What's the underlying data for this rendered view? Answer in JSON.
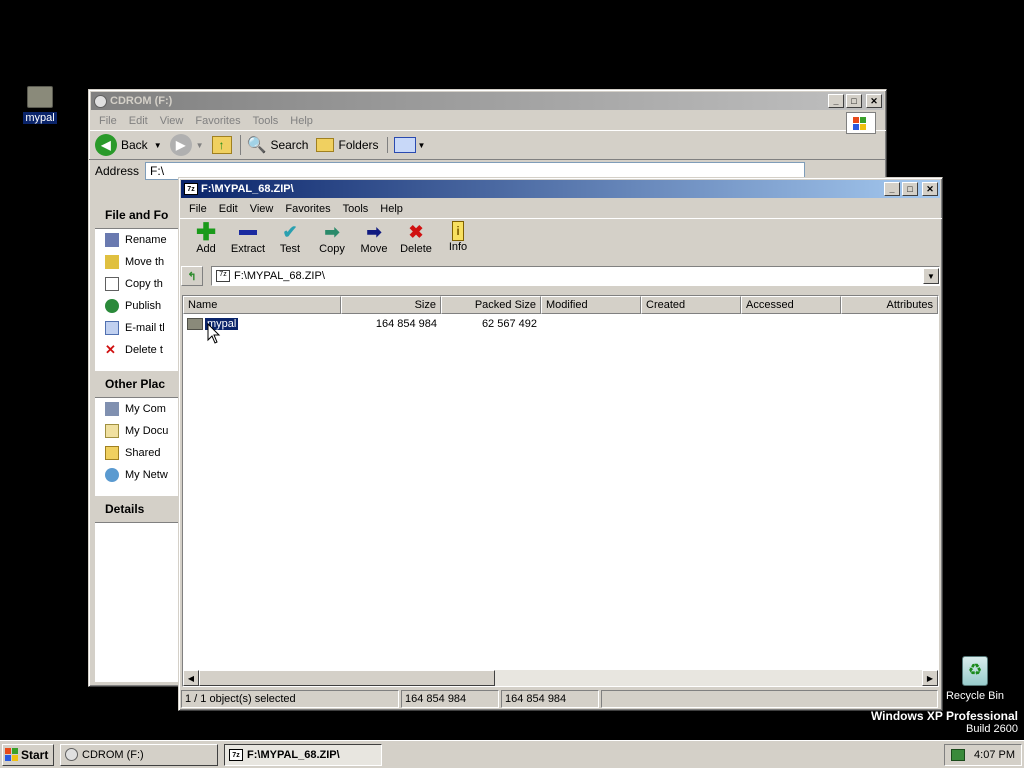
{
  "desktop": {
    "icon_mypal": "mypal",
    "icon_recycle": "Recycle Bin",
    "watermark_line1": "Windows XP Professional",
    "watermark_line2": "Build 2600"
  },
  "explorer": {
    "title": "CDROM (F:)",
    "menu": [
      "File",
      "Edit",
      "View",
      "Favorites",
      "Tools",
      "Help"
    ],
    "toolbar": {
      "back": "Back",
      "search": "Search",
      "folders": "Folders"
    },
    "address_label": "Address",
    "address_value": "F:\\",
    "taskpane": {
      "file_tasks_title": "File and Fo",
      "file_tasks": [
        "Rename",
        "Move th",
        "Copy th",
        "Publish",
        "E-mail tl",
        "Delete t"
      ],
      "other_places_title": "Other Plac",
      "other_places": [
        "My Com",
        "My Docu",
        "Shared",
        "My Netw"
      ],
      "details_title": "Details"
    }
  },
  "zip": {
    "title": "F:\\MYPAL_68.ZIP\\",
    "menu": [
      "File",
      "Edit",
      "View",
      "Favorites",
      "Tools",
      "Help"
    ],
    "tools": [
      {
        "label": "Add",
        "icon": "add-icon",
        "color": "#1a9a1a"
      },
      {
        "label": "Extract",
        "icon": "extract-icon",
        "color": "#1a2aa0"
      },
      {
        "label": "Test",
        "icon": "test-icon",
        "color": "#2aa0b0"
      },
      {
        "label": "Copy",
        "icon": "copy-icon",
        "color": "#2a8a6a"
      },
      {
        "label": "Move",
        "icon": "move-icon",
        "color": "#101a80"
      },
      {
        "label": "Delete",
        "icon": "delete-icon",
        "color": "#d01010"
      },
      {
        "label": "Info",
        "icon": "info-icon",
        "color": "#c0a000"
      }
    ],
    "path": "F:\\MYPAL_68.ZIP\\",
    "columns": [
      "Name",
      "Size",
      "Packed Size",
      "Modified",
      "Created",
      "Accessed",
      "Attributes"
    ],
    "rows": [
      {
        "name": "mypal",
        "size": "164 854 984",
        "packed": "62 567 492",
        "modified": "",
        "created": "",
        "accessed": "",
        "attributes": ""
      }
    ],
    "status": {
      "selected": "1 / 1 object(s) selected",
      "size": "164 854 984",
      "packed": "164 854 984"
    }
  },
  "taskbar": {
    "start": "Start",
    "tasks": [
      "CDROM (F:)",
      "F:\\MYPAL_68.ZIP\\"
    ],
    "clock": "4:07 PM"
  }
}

## Required task
Reproduce every record above exactly, but leave out the pictures.

## Finished task
What's the underlying data for this rendered view? Answer in JSON.
{
  "desktop": {
    "icon_mypal": "mypal",
    "icon_recycle": "Recycle Bin",
    "watermark_line1": "Windows XP Professional",
    "watermark_line2": "Build 2600"
  },
  "explorer": {
    "title": "CDROM (F:)",
    "menu": [
      "File",
      "Edit",
      "View",
      "Favorites",
      "Tools",
      "Help"
    ],
    "toolbar": {
      "back": "Back",
      "search": "Search",
      "folders": "Folders"
    },
    "address_label": "Address",
    "address_value": "F:\\",
    "taskpane": {
      "file_tasks_title": "File and Fo",
      "file_tasks": [
        "Rename",
        "Move th",
        "Copy th",
        "Publish",
        "E-mail tl",
        "Delete t"
      ],
      "other_places_title": "Other Plac",
      "other_places": [
        "My Com",
        "My Docu",
        "Shared",
        "My Netw"
      ],
      "details_title": "Details"
    }
  },
  "zip": {
    "title": "F:\\MYPAL_68.ZIP\\",
    "menu": [
      "File",
      "Edit",
      "View",
      "Favorites",
      "Tools",
      "Help"
    ],
    "tools": [
      {
        "label": "Add",
        "icon": "add-icon",
        "color": "#1a9a1a"
      },
      {
        "label": "Extract",
        "icon": "extract-icon",
        "color": "#1a2aa0"
      },
      {
        "label": "Test",
        "icon": "test-icon",
        "color": "#2aa0b0"
      },
      {
        "label": "Copy",
        "icon": "copy-icon",
        "color": "#2a8a6a"
      },
      {
        "label": "Move",
        "icon": "move-icon",
        "color": "#101a80"
      },
      {
        "label": "Delete",
        "icon": "delete-icon",
        "color": "#d01010"
      },
      {
        "label": "Info",
        "icon": "info-icon",
        "color": "#c0a000"
      }
    ],
    "path": "F:\\MYPAL_68.ZIP\\",
    "columns": [
      "Name",
      "Size",
      "Packed Size",
      "Modified",
      "Created",
      "Accessed",
      "Attributes"
    ],
    "rows": [
      {
        "name": "mypal",
        "size": "164 854 984",
        "packed": "62 567 492",
        "modified": "",
        "created": "",
        "accessed": "",
        "attributes": ""
      }
    ],
    "status": {
      "selected": "1 / 1 object(s) selected",
      "size": "164 854 984",
      "packed": "164 854 984"
    }
  },
  "taskbar": {
    "start": "Start",
    "tasks": [
      "CDROM (F:)",
      "F:\\MYPAL_68.ZIP\\"
    ],
    "clock": "4:07 PM"
  }
}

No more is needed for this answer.